§ INSTRUCTIONS TO FOLLOW:
Return the abstract on soybean maturity groups and heat units that follows, word for word and in full.

[BEGIN TEXT SEGMENT]

Analysis of Relationship between Soybean Relative Maturity Group, Crop Heat Units and ≥10 °C Active Accumulated Temperature

Abstract

Crop heat units (CHU) and ≥10 °C active accumulated temperature (≥10 °C AAT) are important indexes to quantify the effects of temperature on soybean development. The relative maturity group (RMG) is widely used in the classification of different soybean varieties. However, CHU and ≥10 °C AAT (AAT) were applied in Canada and northeastern China, respectively, and the relationships among CHU, AAT and RMG are poorly documented. The objective of this study is to analyze the conversion function among CHU, AAT and RMG based on two datasets. The first dataset was obtained to analyze the relationship between RMG and AAT in 395 varieties in Northeast China. The second dataset was obtained to calculate the relationship between CHU and AAT at 95 weather stations based on 30-year climatic data (1990–2019). The results showed that both relationships were significantly and positively correlated, and the R-square of these relationships were 0.90 and 0.98, respectively. The distribution of CHU or AAT in the Northeast is proposed. These results can be extensively used for predicting the CHU or AAT of soybean cultivars given the known RMG, thus determining the adaptation zone as well as the growth stage of agricultural practices and responses to heat accumulation. The conclusion of the current study is expected to be widely adopted by soybean regionalization and germplasm exchanges throughout the world.

[END TEXT SEGMENT]
[BEGIN GIVEN DATA]

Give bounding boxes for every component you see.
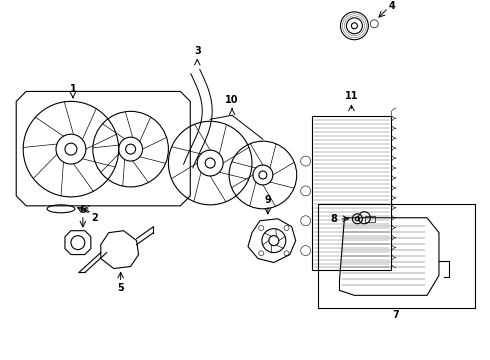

[END GIVEN DATA]

§ TASK ANSWER:
Analysis of Relationship between Soybean Relative Maturity Group, Crop Heat Units and ≥10 °C Active Accumulated Temperature

Abstract

Crop heat units (CHU) and ≥10 °C active accumulated temperature (≥10 °C AAT) are important indexes to quantify the effects of temperature on soybean development. The relative maturity group (RMG) is widely used in the classification of different soybean varieties. However, CHU and ≥10 °C AAT (AAT) were applied in Canada and northeastern China, respectively, and the relationships among CHU, AAT and RMG are poorly documented. The objective of this study is to analyze the conversion function among CHU, AAT and RMG based on two datasets. The first dataset was obtained to analyze the relationship between RMG and AAT in 395 varieties in Northeast China. The second dataset was obtained to calculate the relationship between CHU and AAT at 95 weather stations based on 30-year climatic data (1990–2019). The results showed that both relationships were significantly and positively correlated, and the R-square of these relationships were 0.90 and 0.98, respectively. The distribution of CHU or AAT in the Northeast is proposed. These results can be extensively used for predicting the CHU or AAT of soybean cultivars given the known RMG, thus determining the adaptation zone as well as the growth stage of agricultural practices and responses to heat accumulation. The conclusion of the current study is expected to be widely adopted by soybean regionalization and germplasm exchanges throughout the world.